YOUR GOAL: Your task is to repeat all of the data exactly while excluding the pictures.

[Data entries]
○ ○ ○ ○ ○
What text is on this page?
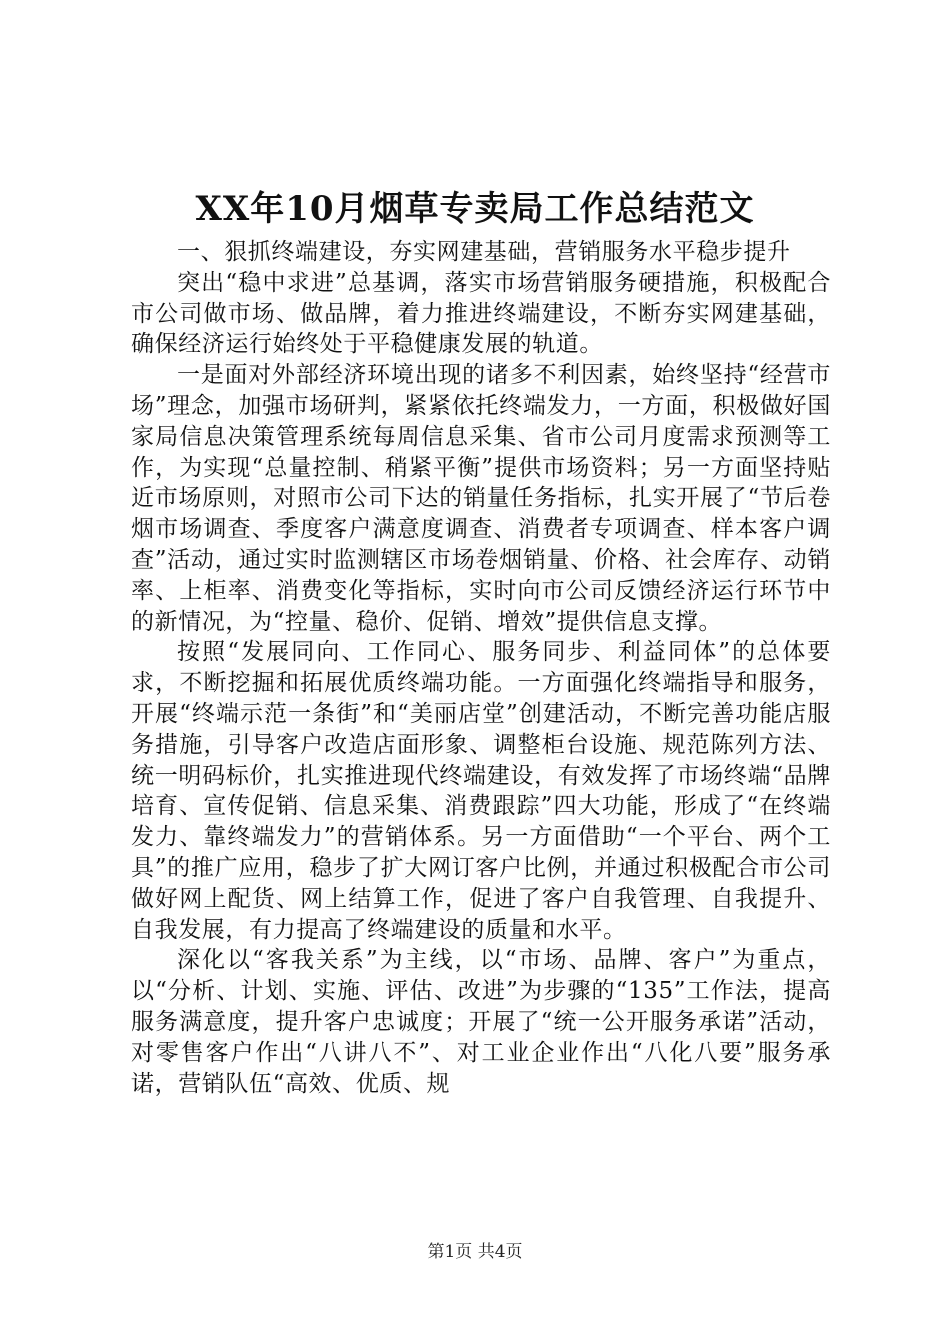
XX年10月烟草专卖局工作总结范文

一、狠抓终端建设，夯实网建基础，营销服务水平稳步提升

突出“稳中求进”总基调，落实市场营销服务硬措施，积极配合市公司做市场、做品牌，着力推进终端建设，不断夯实网建基础，确保经济运行始终处于平稳健康发展的轨道。

一是面对外部经济环境出现的诸多不利因素，始终坚持“经营市场”理念，加强市场研判，紧紧依托终端发力，一方面，积极做好国家局信息决策管理系统每周信息采集、省市公司月度需求预测等工作，为实现“总量控制、稍紧平衡”提供市场资料；另一方面坚持贴近市场原则，对照市公司下达的销量任务指标，扎实开展了“节后卷烟市场调查、季度客户满意度调查、消费者专项调查、样本客户调查”活动，通过实时监测辖区市场卷烟销量、价格、社会库存、动销率、上柜率、消费变化等指标，实时向市公司反馈经济运行环节中的新情况，为“控量、稳价、促销、增效”提供信息支撑。

按照“发展同向、工作同心、服务同步、利益同体”的总体要求，不断挖掘和拓展优质终端功能。一方面强化终端指导和服务，开展“终端示范一条街”和“美丽店堂”创建活动，不断完善功能店服务措施，引导客户改造店面形象、调整柜台设施、规范陈列方法、统一明码标价，扎实推进现代终端建设，有效发挥了市场终端“品牌培育、宣传促销、信息采集、消费跟踪”四大功能，形成了“在终端发力、靠终端发力”的营销体系。另一方面借助“一个平台、两个工具”的推广应用，稳步了扩大网订客户比例，并通过积极配合市公司做好网上配货、网上结算工作，促进了客户自我管理、自我提升、自我发展，有力提高了终端建设的质量和水平。

深化以“客我关系”为主线，以“市场、品牌、客户”为重点，以“分析、计划、实施、评估、改进”为步骤的“135”工作法，提高服务满意度，提升客户忠诚度；开展了“统一公开服务承诺”活动，对零售客户作出“八讲八不”、对工业企业作出“八化八要”服务承诺，营销队伍“高效、优质、规

第1页 共4页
○ ○ ○ ○ ○
EXERCISE RESULT:
What text is on this page?
XX年10月烟草专卖局工作总结范文

一、狠抓终端建设，夯实网建基础，营销服务水平稳步提升

突出“稳中求进”总基调，落实市场营销服务硬措施，积极配合市公司做市场、做品牌，着力推进终端建设，不断夯实网建基础，确保经济运行始终处于平稳健康发展的轨道。

一是面对外部经济环境出现的诸多不利因素，始终坚持“经营市场”理念，加强市场研判，紧紧依托终端发力，一方面，积极做好国家局信息决策管理系统每周信息采集、省市公司月度需求预测等工作，为实现“总量控制、稍紧平衡”提供市场资料；另一方面坚持贴近市场原则，对照市公司下达的销量任务指标，扎实开展了“节后卷烟市场调查、季度客户满意度调查、消费者专项调查、样本客户调查”活动，通过实时监测辖区市场卷烟销量、价格、社会库存、动销率、上柜率、消费变化等指标，实时向市公司反馈经济运行环节中的新情况，为“控量、稳价、促销、增效”提供信息支撑。

按照“发展同向、工作同心、服务同步、利益同体”的总体要求，不断挖掘和拓展优质终端功能。一方面强化终端指导和服务，开展“终端示范一条街”和“美丽店堂”创建活动，不断完善功能店服务措施，引导客户改造店面形象、调整柜台设施、规范陈列方法、统一明码标价，扎实推进现代终端建设，有效发挥了市场终端“品牌培育、宣传促销、信息采集、消费跟踪”四大功能，形成了“在终端发力、靠终端发力”的营销体系。另一方面借助“一个平台、两个工具”的推广应用，稳步了扩大网订客户比例，并通过积极配合市公司做好网上配货、网上结算工作，促进了客户自我管理、自我提升、自我发展，有力提高了终端建设的质量和水平。

深化以“客我关系”为主线，以“市场、品牌、客户”为重点，以“分析、计划、实施、评估、改进”为步骤的“135”工作法，提高服务满意度，提升客户忠诚度；开展了“统一公开服务承诺”活动，对零售客户作出“八讲八不”、对工业企业作出“八化八要”服务承诺，营销队伍“高效、优质、规

第1页 共4页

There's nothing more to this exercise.